··· DOCUMENT SECTION ···

Get to know Grad School of Business professor and Associate Dean of the Undergraduate Business Programs, Dr. Chris Stevens.
1) What course(s) do you teach in the graduate program(s)?
This semester, I’m teaching MBUS 614 (Business Ethics) and two trailers in the Project Management space (Agile Project Management and Risk Management). I also teach Strategic Management and Entrepreneurship, and will teach all three next fall.
2) What is your career/research background?
I helped my father found a large construction firm in the midwest. I began that work when I was in my teens and grew and helped run the business until my early thirties — the last ten years was spent building our international consulting and construction business unit, so I spent most of my twenties living and working in Asia and Europe managing projects and teams around the world. When I went back to school for my MBA, I had a couple of opportunities to teach and I loved it. As an entrepreneurship professor who founded and worked with others who founded, I’m fascinated in why entrepreneurs make the decisions they do (e.g., to start something, to stop something, to fail and do it again), so much of my research focuses on motivation, passion, and the differences between types of entrepreneurs (women and men has been an important comparison set for me) and how they experience the entrepreneurial process.
3) What is the most exciting development currently happening in your field that isn't getting enough mainstream attention?

··· INFORMATION PROVIDED ···

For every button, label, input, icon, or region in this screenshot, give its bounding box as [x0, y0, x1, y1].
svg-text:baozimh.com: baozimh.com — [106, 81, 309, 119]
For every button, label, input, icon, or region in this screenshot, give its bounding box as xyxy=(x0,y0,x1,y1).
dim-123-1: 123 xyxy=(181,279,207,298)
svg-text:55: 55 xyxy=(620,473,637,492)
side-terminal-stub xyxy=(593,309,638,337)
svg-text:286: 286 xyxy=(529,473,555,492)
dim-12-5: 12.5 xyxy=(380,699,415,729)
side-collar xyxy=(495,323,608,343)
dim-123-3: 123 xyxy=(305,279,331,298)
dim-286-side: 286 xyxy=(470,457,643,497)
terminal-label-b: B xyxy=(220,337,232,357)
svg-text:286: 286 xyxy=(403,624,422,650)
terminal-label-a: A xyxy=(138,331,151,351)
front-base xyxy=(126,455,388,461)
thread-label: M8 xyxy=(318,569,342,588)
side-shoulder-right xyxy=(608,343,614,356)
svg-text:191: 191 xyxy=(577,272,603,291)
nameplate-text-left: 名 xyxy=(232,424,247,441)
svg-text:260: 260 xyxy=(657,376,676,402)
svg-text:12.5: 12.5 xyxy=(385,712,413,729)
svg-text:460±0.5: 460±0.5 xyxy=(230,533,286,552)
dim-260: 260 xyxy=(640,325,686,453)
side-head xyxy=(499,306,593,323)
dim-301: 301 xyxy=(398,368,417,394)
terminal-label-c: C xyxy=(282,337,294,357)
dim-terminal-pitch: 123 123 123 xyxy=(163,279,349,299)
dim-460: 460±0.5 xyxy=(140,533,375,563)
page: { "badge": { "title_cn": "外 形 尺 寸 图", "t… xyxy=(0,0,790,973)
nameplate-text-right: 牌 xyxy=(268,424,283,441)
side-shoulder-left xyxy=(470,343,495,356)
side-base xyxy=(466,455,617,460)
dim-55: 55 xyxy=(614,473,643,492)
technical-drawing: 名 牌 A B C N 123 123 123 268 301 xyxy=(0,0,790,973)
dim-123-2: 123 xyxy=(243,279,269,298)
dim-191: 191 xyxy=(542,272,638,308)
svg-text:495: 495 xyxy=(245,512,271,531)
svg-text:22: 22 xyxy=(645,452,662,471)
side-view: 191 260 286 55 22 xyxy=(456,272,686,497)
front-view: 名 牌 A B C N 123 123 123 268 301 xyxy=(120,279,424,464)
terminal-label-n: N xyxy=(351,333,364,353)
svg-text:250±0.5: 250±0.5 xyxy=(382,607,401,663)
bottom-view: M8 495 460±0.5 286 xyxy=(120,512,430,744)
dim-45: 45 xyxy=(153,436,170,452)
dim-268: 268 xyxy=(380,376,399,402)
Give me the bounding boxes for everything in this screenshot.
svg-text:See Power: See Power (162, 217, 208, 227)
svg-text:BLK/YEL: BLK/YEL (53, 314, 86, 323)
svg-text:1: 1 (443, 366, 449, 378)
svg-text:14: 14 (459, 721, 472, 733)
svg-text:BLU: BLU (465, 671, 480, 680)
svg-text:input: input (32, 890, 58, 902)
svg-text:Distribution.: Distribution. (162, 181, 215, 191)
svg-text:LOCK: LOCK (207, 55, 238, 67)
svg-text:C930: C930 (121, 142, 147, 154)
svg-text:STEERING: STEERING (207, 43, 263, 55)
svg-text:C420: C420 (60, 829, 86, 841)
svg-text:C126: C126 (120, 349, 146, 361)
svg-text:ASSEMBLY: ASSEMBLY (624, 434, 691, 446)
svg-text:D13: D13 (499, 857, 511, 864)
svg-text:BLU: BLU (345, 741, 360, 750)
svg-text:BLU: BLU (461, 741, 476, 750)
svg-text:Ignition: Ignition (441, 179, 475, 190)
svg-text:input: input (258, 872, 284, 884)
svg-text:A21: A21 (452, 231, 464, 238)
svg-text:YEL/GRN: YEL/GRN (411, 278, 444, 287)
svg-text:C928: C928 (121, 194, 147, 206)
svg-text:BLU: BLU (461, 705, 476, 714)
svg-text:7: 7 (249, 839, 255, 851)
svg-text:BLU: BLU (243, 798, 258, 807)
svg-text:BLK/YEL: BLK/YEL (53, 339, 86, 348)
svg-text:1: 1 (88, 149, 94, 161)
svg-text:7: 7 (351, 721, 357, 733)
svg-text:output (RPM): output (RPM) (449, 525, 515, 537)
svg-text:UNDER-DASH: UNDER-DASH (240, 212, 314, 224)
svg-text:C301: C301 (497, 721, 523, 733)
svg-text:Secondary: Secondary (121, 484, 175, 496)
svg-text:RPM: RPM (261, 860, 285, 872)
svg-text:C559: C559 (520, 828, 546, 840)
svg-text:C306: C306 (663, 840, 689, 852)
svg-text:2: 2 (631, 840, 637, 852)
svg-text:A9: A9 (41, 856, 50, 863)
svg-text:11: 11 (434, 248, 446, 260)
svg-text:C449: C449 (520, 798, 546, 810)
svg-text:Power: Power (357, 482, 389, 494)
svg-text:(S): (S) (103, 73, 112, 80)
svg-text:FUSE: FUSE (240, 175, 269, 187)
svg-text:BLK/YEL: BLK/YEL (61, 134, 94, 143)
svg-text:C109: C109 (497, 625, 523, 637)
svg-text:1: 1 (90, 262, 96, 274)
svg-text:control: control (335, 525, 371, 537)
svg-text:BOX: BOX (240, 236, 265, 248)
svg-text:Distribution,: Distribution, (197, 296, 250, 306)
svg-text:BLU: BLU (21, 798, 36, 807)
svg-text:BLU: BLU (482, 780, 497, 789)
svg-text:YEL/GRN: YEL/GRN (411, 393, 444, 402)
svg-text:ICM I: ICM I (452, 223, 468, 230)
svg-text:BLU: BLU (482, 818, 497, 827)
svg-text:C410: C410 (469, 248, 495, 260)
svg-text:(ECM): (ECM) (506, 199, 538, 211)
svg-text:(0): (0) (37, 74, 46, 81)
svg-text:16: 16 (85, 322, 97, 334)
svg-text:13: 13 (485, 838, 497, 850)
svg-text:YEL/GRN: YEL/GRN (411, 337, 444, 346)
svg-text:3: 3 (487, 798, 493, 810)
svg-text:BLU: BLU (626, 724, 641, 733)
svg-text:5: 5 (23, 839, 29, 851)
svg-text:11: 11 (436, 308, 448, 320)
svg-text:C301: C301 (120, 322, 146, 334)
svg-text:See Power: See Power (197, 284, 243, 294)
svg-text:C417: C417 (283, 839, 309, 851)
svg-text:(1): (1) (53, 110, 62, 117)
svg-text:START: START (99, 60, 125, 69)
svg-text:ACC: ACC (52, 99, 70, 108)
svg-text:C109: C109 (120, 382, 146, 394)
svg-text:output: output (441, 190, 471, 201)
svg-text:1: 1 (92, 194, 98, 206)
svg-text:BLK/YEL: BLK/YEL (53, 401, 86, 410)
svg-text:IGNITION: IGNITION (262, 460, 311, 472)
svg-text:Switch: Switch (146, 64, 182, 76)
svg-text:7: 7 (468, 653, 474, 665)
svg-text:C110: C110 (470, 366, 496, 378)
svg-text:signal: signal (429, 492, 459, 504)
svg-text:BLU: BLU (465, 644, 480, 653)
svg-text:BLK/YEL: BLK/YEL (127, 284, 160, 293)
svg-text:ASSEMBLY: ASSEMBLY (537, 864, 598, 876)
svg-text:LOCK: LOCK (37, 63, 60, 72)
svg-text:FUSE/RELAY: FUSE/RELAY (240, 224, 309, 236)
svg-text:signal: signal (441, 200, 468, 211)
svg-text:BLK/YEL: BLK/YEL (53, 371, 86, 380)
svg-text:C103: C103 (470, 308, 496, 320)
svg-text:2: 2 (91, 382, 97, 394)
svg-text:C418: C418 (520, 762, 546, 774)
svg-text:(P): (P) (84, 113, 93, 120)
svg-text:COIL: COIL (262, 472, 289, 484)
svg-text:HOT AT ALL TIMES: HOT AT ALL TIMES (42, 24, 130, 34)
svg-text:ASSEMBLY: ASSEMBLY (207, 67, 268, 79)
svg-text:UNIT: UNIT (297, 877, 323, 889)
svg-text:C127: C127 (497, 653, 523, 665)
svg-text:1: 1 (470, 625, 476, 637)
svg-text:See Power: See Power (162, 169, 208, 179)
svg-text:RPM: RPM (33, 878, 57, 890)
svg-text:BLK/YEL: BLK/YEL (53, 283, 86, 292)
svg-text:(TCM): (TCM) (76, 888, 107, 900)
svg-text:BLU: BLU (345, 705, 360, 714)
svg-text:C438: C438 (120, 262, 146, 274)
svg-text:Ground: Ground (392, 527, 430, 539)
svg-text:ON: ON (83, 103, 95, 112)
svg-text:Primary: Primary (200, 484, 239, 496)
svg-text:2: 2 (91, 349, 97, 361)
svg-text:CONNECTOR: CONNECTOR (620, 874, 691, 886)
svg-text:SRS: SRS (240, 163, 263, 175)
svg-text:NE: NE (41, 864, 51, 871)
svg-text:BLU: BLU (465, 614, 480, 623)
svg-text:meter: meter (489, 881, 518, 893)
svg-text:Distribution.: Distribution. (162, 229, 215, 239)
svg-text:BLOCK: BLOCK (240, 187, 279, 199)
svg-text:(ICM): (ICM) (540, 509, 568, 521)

···

INSTRUCTIONS
A. Summarize the interview with Dr. Chris Stevens in two sentences.
B. Print the part of the interview with Dr. Chris Stevens that opens with the words containing "This semester, I’m" and closes with "your career/research background?".

EXPECTED RESULTS
A. Dr. Chris Stevens, a Grad School of Business professor and Associate Dean of the Undergraduate Business Programs, is teaching MBUS 614 (Business Ethics) and two trailers in Project Management this semester and also teaches Strategic Management and Entrepreneurship. After helping found a family construction firm and spending most of their twenties managing projects and teams in Asia and Europe, Dr. Stevens now researches the motivation, passion, and differences between types of entrepreneurs.

B.
This semester, I’m teaching MBUS 614 (Business Ethics) and two trailers in the Project Management space (Agile Project Management and Risk Management). I also teach Strategic Management and Entrepreneurship, and will teach all three next fall.
2) What is your career/research background?